● Given problem: List every line below containing "Research".

● Material:
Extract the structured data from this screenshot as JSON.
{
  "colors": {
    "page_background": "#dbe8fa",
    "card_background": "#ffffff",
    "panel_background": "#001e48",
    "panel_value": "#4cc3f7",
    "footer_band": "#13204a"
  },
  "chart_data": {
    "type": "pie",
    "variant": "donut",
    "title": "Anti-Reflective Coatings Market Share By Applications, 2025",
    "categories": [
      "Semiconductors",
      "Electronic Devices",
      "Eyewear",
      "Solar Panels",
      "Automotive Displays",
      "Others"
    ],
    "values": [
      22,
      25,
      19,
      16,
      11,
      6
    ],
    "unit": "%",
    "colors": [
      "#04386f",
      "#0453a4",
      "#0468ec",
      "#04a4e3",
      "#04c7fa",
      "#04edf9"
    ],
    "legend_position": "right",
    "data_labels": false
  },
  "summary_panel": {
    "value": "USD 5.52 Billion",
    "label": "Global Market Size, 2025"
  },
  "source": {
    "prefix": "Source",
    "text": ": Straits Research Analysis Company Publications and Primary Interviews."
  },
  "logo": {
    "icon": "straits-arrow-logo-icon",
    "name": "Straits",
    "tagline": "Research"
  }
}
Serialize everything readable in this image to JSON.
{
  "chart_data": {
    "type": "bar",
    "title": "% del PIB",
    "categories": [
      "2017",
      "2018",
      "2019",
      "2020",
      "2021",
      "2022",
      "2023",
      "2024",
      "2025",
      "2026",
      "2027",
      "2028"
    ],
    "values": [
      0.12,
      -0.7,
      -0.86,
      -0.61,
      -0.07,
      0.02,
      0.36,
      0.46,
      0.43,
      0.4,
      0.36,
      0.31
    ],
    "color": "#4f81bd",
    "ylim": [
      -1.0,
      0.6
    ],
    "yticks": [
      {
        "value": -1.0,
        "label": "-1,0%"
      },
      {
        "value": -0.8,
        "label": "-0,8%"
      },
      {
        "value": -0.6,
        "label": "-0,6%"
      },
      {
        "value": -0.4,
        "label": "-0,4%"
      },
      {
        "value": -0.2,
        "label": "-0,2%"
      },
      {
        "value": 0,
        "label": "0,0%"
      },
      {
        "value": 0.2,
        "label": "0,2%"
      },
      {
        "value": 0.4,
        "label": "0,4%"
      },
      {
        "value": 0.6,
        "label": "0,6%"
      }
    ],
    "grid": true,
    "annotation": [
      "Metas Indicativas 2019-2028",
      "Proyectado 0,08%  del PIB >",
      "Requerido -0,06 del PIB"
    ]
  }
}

● Full answer:
    "text": ": Straits Research Analysis Company Publications and Primary Interviews."
    "tagline": "Research"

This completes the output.